● **PROBLEM**: Please print every record below exactly as it appears.
** START DATA SHOWN **
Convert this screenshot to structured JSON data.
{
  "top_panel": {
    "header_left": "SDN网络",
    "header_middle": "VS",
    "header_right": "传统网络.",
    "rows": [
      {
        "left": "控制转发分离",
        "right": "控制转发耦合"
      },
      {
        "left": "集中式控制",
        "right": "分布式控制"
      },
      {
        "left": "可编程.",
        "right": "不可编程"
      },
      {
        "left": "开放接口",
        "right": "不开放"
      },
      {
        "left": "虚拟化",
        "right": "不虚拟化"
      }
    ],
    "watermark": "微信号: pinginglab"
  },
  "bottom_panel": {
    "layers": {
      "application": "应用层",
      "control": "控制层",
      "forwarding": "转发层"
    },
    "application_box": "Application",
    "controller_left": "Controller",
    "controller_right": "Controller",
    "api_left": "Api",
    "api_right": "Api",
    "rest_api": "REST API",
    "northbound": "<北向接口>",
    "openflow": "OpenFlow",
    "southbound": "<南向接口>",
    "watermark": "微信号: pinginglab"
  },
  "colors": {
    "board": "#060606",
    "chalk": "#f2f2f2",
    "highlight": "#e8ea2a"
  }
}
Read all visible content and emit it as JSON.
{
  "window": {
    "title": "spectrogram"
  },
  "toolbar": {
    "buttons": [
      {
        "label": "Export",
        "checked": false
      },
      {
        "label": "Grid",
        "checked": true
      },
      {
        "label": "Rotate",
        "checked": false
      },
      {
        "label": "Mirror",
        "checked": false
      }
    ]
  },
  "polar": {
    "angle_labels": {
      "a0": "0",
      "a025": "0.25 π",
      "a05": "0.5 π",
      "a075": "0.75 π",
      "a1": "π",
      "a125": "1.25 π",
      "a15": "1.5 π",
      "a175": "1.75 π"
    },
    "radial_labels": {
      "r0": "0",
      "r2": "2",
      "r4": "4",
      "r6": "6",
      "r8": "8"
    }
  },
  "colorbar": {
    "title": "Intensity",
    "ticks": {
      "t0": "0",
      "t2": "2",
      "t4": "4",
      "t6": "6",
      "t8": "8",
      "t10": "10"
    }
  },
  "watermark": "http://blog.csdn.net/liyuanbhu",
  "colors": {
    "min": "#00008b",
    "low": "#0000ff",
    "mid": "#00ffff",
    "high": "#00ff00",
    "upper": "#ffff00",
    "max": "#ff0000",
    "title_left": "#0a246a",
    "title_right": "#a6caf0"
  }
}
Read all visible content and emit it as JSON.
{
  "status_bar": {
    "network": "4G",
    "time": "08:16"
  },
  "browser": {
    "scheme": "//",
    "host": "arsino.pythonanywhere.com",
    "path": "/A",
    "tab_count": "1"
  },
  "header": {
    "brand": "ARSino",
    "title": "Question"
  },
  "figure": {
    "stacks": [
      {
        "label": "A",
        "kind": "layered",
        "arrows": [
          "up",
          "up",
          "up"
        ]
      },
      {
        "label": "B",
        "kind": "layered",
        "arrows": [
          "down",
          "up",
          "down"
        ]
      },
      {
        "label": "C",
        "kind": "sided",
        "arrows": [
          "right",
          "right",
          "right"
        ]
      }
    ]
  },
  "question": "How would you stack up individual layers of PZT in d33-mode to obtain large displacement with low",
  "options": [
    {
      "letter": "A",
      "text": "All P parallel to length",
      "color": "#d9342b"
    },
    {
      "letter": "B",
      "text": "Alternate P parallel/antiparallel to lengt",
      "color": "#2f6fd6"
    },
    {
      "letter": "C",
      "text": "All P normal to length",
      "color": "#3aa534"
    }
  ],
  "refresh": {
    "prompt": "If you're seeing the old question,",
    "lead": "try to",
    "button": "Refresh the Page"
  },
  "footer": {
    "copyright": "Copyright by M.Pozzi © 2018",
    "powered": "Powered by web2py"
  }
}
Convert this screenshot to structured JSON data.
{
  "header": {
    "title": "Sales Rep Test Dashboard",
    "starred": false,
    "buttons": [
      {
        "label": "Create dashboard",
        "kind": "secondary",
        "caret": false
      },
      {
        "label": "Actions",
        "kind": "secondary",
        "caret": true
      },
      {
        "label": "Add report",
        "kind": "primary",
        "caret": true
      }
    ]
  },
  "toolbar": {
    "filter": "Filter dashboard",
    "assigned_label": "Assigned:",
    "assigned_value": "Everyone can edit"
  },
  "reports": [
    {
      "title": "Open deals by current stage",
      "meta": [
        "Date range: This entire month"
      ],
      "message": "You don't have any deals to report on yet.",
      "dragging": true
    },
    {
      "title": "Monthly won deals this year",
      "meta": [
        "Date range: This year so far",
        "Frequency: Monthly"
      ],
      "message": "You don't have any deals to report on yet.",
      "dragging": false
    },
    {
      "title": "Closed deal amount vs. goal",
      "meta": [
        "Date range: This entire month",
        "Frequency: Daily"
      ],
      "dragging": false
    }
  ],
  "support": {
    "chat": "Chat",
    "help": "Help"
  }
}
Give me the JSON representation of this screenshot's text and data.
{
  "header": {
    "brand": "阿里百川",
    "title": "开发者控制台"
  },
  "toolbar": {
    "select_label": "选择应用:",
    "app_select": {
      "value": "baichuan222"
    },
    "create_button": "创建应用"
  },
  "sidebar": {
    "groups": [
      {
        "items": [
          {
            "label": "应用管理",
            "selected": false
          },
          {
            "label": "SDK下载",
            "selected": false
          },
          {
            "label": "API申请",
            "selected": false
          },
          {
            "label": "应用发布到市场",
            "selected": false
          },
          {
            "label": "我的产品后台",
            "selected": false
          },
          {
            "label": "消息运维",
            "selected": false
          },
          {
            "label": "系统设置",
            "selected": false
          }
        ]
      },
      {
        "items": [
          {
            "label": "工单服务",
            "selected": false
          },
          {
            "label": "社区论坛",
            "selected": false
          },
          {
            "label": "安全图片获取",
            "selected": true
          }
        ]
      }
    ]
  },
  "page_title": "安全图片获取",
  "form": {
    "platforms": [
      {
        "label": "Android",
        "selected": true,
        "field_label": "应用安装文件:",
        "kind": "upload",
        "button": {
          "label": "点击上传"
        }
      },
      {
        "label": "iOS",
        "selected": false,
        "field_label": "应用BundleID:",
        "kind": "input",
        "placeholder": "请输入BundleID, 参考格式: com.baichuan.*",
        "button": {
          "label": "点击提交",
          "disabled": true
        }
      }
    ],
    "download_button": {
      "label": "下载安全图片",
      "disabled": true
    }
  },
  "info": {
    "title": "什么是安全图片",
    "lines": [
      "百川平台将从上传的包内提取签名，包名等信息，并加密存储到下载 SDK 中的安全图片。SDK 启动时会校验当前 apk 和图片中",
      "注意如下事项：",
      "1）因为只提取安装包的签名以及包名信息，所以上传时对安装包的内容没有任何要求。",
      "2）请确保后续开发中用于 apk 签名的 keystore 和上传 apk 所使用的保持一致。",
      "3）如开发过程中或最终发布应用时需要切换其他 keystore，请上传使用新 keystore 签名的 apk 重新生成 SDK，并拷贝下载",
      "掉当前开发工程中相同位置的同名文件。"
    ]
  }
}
** END DATA SHOWN **
● **WORKED ANSWER**:
Convert this screenshot to structured JSON data.
{
  "top_panel": {
    "header_left": "SDN网络",
    "header_middle": "VS",
    "header_right": "传统网络.",
    "rows": [
      {
        "left": "控制转发分离",
        "right": "控制转发耦合"
      },
      {
        "left": "集中式控制",
        "right": "分布式控制"
      },
      {
        "left": "可编程.",
        "right": "不可编程"
      },
      {
        "left": "开放接口",
        "right": "不开放"
      },
      {
        "left": "虚拟化",
        "right": "不虚拟化"
      }
    ],
    "watermark": "微信号: pinginglab"
  },
  "bottom_panel": {
    "layers": {
      "application": "应用层",
      "control": "控制层",
      "forwarding": "转发层"
    },
    "application_box": "Application",
    "controller_left": "Controller",
    "controller_right": "Controller",
    "api_left": "Api",
    "api_right": "Api",
    "rest_api": "REST API",
    "northbound": "<北向接口>",
    "openflow": "OpenFlow",
    "southbound": "<南向接口>",
    "watermark": "微信号: pinginglab"
  },
  "colors": {
    "board": "#060606",
    "chalk": "#f2f2f2",
    "highlight": "#e8ea2a"
  }
}
Read all visible content and emit it as JSON.
{
  "window": {
    "title": "spectrogram"
  },
  "toolbar": {
    "buttons": [
      {
        "label": "Export",
        "checked": false
      },
      {
        "label": "Grid",
        "checked": true
      },
      {
        "label": "Rotate",
        "checked": false
      },
      {
        "label": "Mirror",
        "checked": false
      }
    ]
  },
  "polar": {
    "angle_labels": {
      "a0": "0",
      "a025": "0.25 π",
      "a05": "0.5 π",
      "a075": "0.75 π",
      "a1": "π",
      "a125": "1.25 π",
      "a15": "1.5 π",
      "a175": "1.75 π"
    },
    "radial_labels": {
      "r0": "0",
      "r2": "2",
      "r4": "4",
      "r6": "6",
      "r8": "8"
    }
  },
  "colorbar": {
    "title": "Intensity",
    "ticks": {
      "t0": "0",
      "t2": "2",
      "t4": "4",
      "t6": "6",
      "t8": "8",
      "t10": "10"
    }
  },
  "watermark": "http://blog.csdn.net/liyuanbhu",
  "colors": {
    "min": "#00008b",
    "low": "#0000ff",
    "mid": "#00ffff",
    "high": "#00ff00",
    "upper": "#ffff00",
    "max": "#ff0000",
    "title_left": "#0a246a",
    "title_right": "#a6caf0"
  }
}
Read all visible content and emit it as JSON.
{
  "status_bar": {
    "network": "4G",
    "time": "08:16"
  },
  "browser": {
    "scheme": "//",
    "host": "arsino.pythonanywhere.com",
    "path": "/A",
    "tab_count": "1"
  },
  "header": {
    "brand": "ARSino",
    "title": "Question"
  },
  "figure": {
    "stacks": [
      {
        "label": "A",
        "kind": "layered",
        "arrows": [
          "up",
          "up",
          "up"
        ]
      },
      {
        "label": "B",
        "kind": "layered",
        "arrows": [
          "down",
          "up",
          "down"
        ]
      },
      {
        "label": "C",
        "kind": "sided",
        "arrows": [
          "right",
          "right",
          "right"
        ]
      }
    ]
  },
  "question": "How would you stack up individual layers of PZT in d33-mode to obtain large displacement with low",
  "options": [
    {
      "letter": "A",
      "text": "All P parallel to length",
      "color": "#d9342b"
    },
    {
      "letter": "B",
      "text": "Alternate P parallel/antiparallel to lengt",
      "color": "#2f6fd6"
    },
    {
      "letter": "C",
      "text": "All P normal to length",
      "color": "#3aa534"
    }
  ],
  "refresh": {
    "prompt": "If you're seeing the old question,",
    "lead": "try to",
    "button": "Refresh the Page"
  },
  "footer": {
    "copyright": "Copyright by M.Pozzi © 2018",
    "powered": "Powered by web2py"
  }
}
Convert this screenshot to structured JSON data.
{
  "header": {
    "title": "Sales Rep Test Dashboard",
    "starred": false,
    "buttons": [
      {
        "label": "Create dashboard",
        "kind": "secondary",
        "caret": false
      },
      {
        "label": "Actions",
        "kind": "secondary",
        "caret": true
      },
      {
        "label": "Add report",
        "kind": "primary",
        "caret": true
      }
    ]
  },
  "toolbar": {
    "filter": "Filter dashboard",
    "assigned_label": "Assigned:",
    "assigned_value": "Everyone can edit"
  },
  "reports": [
    {
      "title": "Open deals by current stage",
      "meta": [
        "Date range: This entire month"
      ],
      "message": "You don't have any deals to report on yet.",
      "dragging": true
    },
    {
      "title": "Monthly won deals this year",
      "meta": [
        "Date range: This year so far",
        "Frequency: Monthly"
      ],
      "message": "You don't have any deals to report on yet.",
      "dragging": false
    },
    {
      "title": "Closed deal amount vs. goal",
      "meta": [
        "Date range: This entire month",
        "Frequency: Daily"
      ],
      "dragging": false
    }
  ],
  "support": {
    "chat": "Chat",
    "help": "Help"
  }
}
Give me the JSON representation of this screenshot's text and data.
{
  "header": {
    "brand": "阿里百川",
    "title": "开发者控制台"
  },
  "toolbar": {
    "select_label": "选择应用:",
    "app_select": {
      "value": "baichuan222"
    },
    "create_button": "创建应用"
  },
  "sidebar": {
    "groups": [
      {
        "items": [
          {
            "label": "应用管理",
            "selected": false
          },
          {
            "label": "SDK下载",
            "selected": false
          },
          {
            "label": "API申请",
            "selected": false
          },
          {
            "label": "应用发布到市场",
            "selected": false
          },
          {
            "label": "我的产品后台",
            "selected": false
          },
          {
            "label": "消息运维",
            "selected": false
          },
          {
            "label": "系统设置",
            "selected": false
          }
        ]
      },
      {
        "items": [
          {
            "label": "工单服务",
            "selected": false
          },
          {
            "label": "社区论坛",
            "selected": false
          },
          {
            "label": "安全图片获取",
            "selected": true
          }
        ]
      }
    ]
  },
  "page_title": "安全图片获取",
  "form": {
    "platforms": [
      {
        "label": "Android",
        "selected": true,
        "field_label": "应用安装文件:",
        "kind": "upload",
        "button": {
          "label": "点击上传"
        }
      },
      {
        "label": "iOS",
        "selected": false,
        "field_label": "应用BundleID:",
        "kind": "input",
        "placeholder": "请输入BundleID, 参考格式: com.baichuan.*",
        "button": {
          "label": "点击提交",
          "disabled": true
        }
      }
    ],
    "download_button": {
      "label": "下载安全图片",
      "disabled": true
    }
  },
  "info": {
    "title": "什么是安全图片",
    "lines": [
      "百川平台将从上传的包内提取签名，包名等信息，并加密存储到下载 SDK 中的安全图片。SDK 启动时会校验当前 apk 和图片中",
      "注意如下事项：",
      "1）因为只提取安装包的签名以及包名信息，所以上传时对安装包的内容没有任何要求。",
      "2）请确保后续开发中用于 apk 签名的 keystore 和上传 apk 所使用的保持一致。",
      "3）如开发过程中或最终发布应用时需要切换其他 keystore，请上传使用新 keystore 签名的 apk 重新生成 SDK，并拷贝下载",
      "掉当前开发工程中相同位置的同名文件。"
    ]
  }
}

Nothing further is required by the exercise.